Your task is to copy the listing exactly, with the pictures left out.
* Begin Data for this task *
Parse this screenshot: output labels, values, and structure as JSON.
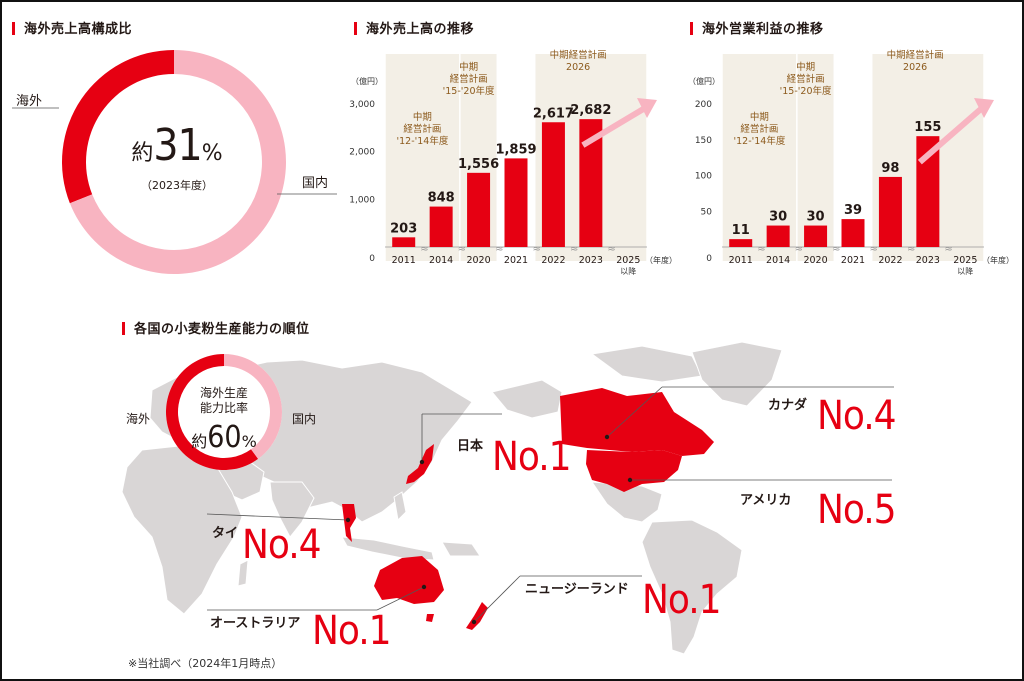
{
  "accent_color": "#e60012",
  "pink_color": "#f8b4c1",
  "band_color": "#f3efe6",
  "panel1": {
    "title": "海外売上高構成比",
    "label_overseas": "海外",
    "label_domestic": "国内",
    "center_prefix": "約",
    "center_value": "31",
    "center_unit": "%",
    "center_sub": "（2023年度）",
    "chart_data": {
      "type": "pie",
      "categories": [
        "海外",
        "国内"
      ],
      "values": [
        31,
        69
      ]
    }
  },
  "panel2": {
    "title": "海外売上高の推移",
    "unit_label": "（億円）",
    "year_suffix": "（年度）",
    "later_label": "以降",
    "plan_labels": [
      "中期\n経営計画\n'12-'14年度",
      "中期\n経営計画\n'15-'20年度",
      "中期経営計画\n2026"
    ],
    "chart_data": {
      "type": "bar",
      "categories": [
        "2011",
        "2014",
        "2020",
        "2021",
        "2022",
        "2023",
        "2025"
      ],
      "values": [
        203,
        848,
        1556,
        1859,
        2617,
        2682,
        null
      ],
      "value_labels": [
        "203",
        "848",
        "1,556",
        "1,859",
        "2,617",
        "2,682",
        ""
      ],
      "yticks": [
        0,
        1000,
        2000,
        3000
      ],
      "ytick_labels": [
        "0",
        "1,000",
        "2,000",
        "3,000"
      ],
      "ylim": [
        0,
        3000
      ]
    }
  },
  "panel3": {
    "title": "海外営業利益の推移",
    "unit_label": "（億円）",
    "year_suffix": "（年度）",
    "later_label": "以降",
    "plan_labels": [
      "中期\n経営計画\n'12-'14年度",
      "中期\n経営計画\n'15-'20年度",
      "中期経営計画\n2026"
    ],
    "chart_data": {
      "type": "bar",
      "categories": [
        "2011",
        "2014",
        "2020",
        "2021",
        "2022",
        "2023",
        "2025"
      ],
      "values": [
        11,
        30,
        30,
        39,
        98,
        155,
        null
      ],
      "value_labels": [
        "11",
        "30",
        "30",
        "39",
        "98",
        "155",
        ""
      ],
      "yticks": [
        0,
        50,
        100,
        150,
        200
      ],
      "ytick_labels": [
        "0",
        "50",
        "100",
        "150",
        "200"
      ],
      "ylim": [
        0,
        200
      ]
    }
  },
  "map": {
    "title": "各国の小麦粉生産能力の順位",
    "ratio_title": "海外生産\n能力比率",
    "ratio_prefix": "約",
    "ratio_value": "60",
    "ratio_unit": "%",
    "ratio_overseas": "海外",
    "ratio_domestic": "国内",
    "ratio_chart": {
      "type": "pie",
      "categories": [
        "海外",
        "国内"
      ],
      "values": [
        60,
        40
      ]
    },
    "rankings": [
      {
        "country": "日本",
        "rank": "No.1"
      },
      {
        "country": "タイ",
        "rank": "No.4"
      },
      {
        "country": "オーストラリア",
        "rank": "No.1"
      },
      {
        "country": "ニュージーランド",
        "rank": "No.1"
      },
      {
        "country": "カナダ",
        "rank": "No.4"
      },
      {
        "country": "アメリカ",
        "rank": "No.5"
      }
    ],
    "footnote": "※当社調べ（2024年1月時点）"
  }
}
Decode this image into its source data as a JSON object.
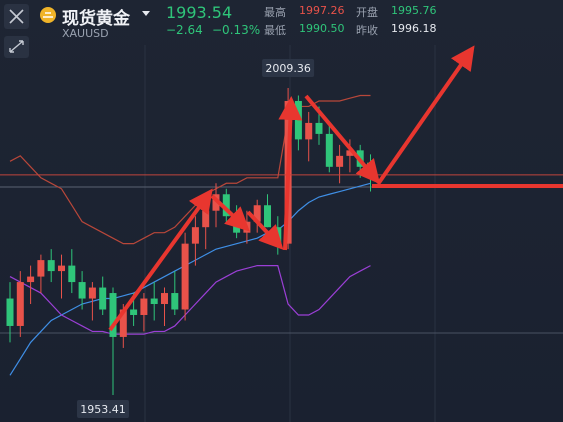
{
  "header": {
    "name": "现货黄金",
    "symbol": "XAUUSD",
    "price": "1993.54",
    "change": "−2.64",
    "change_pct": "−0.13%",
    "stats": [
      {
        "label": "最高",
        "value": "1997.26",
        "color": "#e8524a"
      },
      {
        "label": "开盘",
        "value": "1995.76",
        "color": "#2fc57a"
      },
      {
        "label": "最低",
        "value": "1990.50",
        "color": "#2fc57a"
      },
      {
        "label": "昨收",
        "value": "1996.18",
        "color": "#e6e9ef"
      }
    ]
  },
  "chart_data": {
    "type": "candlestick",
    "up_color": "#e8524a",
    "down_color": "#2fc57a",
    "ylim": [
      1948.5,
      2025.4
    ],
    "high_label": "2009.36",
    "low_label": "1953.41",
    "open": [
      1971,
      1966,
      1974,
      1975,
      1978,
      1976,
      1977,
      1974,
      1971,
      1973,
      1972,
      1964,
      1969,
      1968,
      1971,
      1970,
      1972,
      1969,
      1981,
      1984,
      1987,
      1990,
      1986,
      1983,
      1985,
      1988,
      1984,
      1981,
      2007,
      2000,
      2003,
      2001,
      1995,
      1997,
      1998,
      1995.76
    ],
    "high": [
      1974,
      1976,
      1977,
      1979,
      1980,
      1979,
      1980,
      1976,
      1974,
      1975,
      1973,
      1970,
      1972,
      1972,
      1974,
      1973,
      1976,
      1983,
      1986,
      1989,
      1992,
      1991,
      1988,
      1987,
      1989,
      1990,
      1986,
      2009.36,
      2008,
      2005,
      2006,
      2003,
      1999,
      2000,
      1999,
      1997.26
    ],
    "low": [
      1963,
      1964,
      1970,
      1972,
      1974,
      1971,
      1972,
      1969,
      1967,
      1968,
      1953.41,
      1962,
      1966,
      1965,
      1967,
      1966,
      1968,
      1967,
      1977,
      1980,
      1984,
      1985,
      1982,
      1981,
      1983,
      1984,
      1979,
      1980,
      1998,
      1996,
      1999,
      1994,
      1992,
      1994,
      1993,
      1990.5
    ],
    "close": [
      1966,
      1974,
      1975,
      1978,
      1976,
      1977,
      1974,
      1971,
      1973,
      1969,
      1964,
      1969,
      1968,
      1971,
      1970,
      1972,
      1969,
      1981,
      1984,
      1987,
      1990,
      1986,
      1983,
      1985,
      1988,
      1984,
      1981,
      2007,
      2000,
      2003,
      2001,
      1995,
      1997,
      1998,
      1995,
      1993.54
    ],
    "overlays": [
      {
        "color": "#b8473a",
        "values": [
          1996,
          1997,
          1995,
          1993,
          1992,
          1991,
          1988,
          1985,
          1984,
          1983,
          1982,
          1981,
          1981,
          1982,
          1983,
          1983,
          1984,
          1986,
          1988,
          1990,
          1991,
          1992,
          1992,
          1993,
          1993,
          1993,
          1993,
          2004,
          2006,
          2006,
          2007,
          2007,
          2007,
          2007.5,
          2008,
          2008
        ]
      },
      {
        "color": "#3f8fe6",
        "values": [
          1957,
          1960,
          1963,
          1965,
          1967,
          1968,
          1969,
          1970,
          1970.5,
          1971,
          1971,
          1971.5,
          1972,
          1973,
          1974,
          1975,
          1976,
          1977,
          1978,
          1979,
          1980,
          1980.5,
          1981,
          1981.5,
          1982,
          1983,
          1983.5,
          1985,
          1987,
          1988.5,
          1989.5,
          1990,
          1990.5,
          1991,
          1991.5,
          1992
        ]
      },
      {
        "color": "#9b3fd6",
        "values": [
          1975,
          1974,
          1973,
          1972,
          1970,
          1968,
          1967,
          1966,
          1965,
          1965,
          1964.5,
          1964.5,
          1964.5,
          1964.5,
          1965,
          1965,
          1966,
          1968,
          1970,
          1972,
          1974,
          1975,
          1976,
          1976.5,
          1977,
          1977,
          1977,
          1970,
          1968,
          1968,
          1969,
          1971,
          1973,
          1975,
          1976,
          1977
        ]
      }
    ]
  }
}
* End Data for this task *
Complete response:
Parse this screenshot: output labels, values, and structure as JSON.
{
  "accent_color": "#e60012",
  "pink_color": "#f8b4c1",
  "band_color": "#f3efe6",
  "panel1": {
    "title": "海外売上高構成比",
    "label_overseas": "海外",
    "label_domestic": "国内",
    "center_prefix": "約",
    "center_value": "31",
    "center_unit": "%",
    "center_sub": "（2023年度）",
    "chart_data": {
      "type": "pie",
      "categories": [
        "海外",
        "国内"
      ],
      "values": [
        31,
        69
      ]
    }
  },
  "panel2": {
    "title": "海外売上高の推移",
    "unit_label": "（億円）",
    "year_suffix": "（年度）",
    "later_label": "以降",
    "plan_labels": [
      "中期\n経営計画\n'12-'14年度",
      "中期\n経営計画\n'15-'20年度",
      "中期経営計画\n2026"
    ],
    "chart_data": {
      "type": "bar",
      "categories": [
        "2011",
        "2014",
        "2020",
        "2021",
        "2022",
        "2023",
        "2025"
      ],
      "values": [
        203,
        848,
        1556,
        1859,
        2617,
        2682,
        null
      ],
      "value_labels": [
        "203",
        "848",
        "1,556",
        "1,859",
        "2,617",
        "2,682",
        ""
      ],
      "yticks": [
        0,
        1000,
        2000,
        3000
      ],
      "ytick_labels": [
        "0",
        "1,000",
        "2,000",
        "3,000"
      ],
      "ylim": [
        0,
        3000
      ]
    }
  },
  "panel3": {
    "title": "海外営業利益の推移",
    "unit_label": "（億円）",
    "year_suffix": "（年度）",
    "later_label": "以降",
    "plan_labels": [
      "中期\n経営計画\n'12-'14年度",
      "中期\n経営計画\n'15-'20年度",
      "中期経営計画\n2026"
    ],
    "chart_data": {
      "type": "bar",
      "categories": [
        "2011",
        "2014",
        "2020",
        "2021",
        "2022",
        "2023",
        "2025"
      ],
      "values": [
        11,
        30,
        30,
        39,
        98,
        155,
        null
      ],
      "value_labels": [
        "11",
        "30",
        "30",
        "39",
        "98",
        "155",
        ""
      ],
      "yticks": [
        0,
        50,
        100,
        150,
        200
      ],
      "ytick_labels": [
        "0",
        "50",
        "100",
        "150",
        "200"
      ],
      "ylim": [
        0,
        200
      ]
    }
  },
  "map": {
    "title": "各国の小麦粉生産能力の順位",
    "ratio_title": "海外生産\n能力比率",
    "ratio_prefix": "約",
    "ratio_value": "60",
    "ratio_unit": "%",
    "ratio_overseas": "海外",
    "ratio_domestic": "国内",
    "ratio_chart": {
      "type": "pie",
      "categories": [
        "海外",
        "国内"
      ],
      "values": [
        60,
        40
      ]
    },
    "rankings": [
      {
        "country": "日本",
        "rank": "No.1"
      },
      {
        "country": "タイ",
        "rank": "No.4"
      },
      {
        "country": "オーストラリア",
        "rank": "No.1"
      },
      {
        "country": "ニュージーランド",
        "rank": "No.1"
      },
      {
        "country": "カナダ",
        "rank": "No.4"
      },
      {
        "country": "アメリカ",
        "rank": "No.5"
      }
    ],
    "footnote": "※当社調べ（2024年1月時点）"
  }
}
Decode this image into its source data as a JSON object.
{
  "header": {
    "name": "现货黄金",
    "symbol": "XAUUSD",
    "price": "1993.54",
    "change": "−2.64",
    "change_pct": "−0.13%",
    "stats": [
      {
        "label": "最高",
        "value": "1997.26",
        "color": "#e8524a"
      },
      {
        "label": "开盘",
        "value": "1995.76",
        "color": "#2fc57a"
      },
      {
        "label": "最低",
        "value": "1990.50",
        "color": "#2fc57a"
      },
      {
        "label": "昨收",
        "value": "1996.18",
        "color": "#e6e9ef"
      }
    ]
  },
  "chart_data": {
    "type": "candlestick",
    "up_color": "#e8524a",
    "down_color": "#2fc57a",
    "ylim": [
      1948.5,
      2025.4
    ],
    "high_label": "2009.36",
    "low_label": "1953.41",
    "open": [
      1971,
      1966,
      1974,
      1975,
      1978,
      1976,
      1977,
      1974,
      1971,
      1973,
      1972,
      1964,
      1969,
      1968,
      1971,
      1970,
      1972,
      1969,
      1981,
      1984,
      1987,
      1990,
      1986,
      1983,
      1985,
      1988,
      1984,
      1981,
      2007,
      2000,
      2003,
      2001,
      1995,
      1997,
      1998,
      1995.76
    ],
    "high": [
      1974,
      1976,
      1977,
      1979,
      1980,
      1979,
      1980,
      1976,
      1974,
      1975,
      1973,
      1970,
      1972,
      1972,
      1974,
      1973,
      1976,
      1983,
      1986,
      1989,
      1992,
      1991,
      1988,
      1987,
      1989,
      1990,
      1986,
      2009.36,
      2008,
      2005,
      2006,
      2003,
      1999,
      2000,
      1999,
      1997.26
    ],
    "low": [
      1963,
      1964,
      1970,
      1972,
      1974,
      1971,
      1972,
      1969,
      1967,
      1968,
      1953.41,
      1962,
      1966,
      1965,
      1967,
      1966,
      1968,
      1967,
      1977,
      1980,
      1984,
      1985,
      1982,
      1981,
      1983,
      1984,
      1979,
      1980,
      1998,
      1996,
      1999,
      1994,
      1992,
      1994,
      1993,
      1990.5
    ],
    "close": [
      1966,
      1974,
      1975,
      1978,
      1976,
      1977,
      1974,
      1971,
      1973,
      1969,
      1964,
      1969,
      1968,
      1971,
      1970,
      1972,
      1969,
      1981,
      1984,
      1987,
      1990,
      1986,
      1983,
      1985,
      1988,
      1984,
      1981,
      2007,
      2000,
      2003,
      2001,
      1995,
      1997,
      1998,
      1995,
      1993.54
    ],
    "overlays": [
      {
        "color": "#b8473a",
        "values": [
          1996,
          1997,
          1995,
          1993,
          1992,
          1991,
          1988,
          1985,
          1984,
          1983,
          1982,
          1981,
          1981,
          1982,
          1983,
          1983,
          1984,
          1986,
          1988,
          1990,
          1991,
          1992,
          1992,
          1993,
          1993,
          1993,
          1993,
          2004,
          2006,
          2006,
          2007,
          2007,
          2007,
          2007.5,
          2008,
          2008
        ]
      },
      {
        "color": "#3f8fe6",
        "values": [
          1957,
          1960,
          1963,
          1965,
          1967,
          1968,
          1969,
          1970,
          1970.5,
          1971,
          1971,
          1971.5,
          1972,
          1973,
          1974,
          1975,
          1976,
          1977,
          1978,
          1979,
          1980,
          1980.5,
          1981,
          1981.5,
          1982,
          1983,
          1983.5,
          1985,
          1987,
          1988.5,
          1989.5,
          1990,
          1990.5,
          1991,
          1991.5,
          1992
        ]
      },
      {
        "color": "#9b3fd6",
        "values": [
          1975,
          1974,
          1973,
          1972,
          1970,
          1968,
          1967,
          1966,
          1965,
          1965,
          1964.5,
          1964.5,
          1964.5,
          1964.5,
          1965,
          1965,
          1966,
          1968,
          1970,
          1972,
          1974,
          1975,
          1976,
          1976.5,
          1977,
          1977,
          1977,
          1970,
          1968,
          1968,
          1969,
          1971,
          1973,
          1975,
          1976,
          1977
        ]
      }
    ]
  }
}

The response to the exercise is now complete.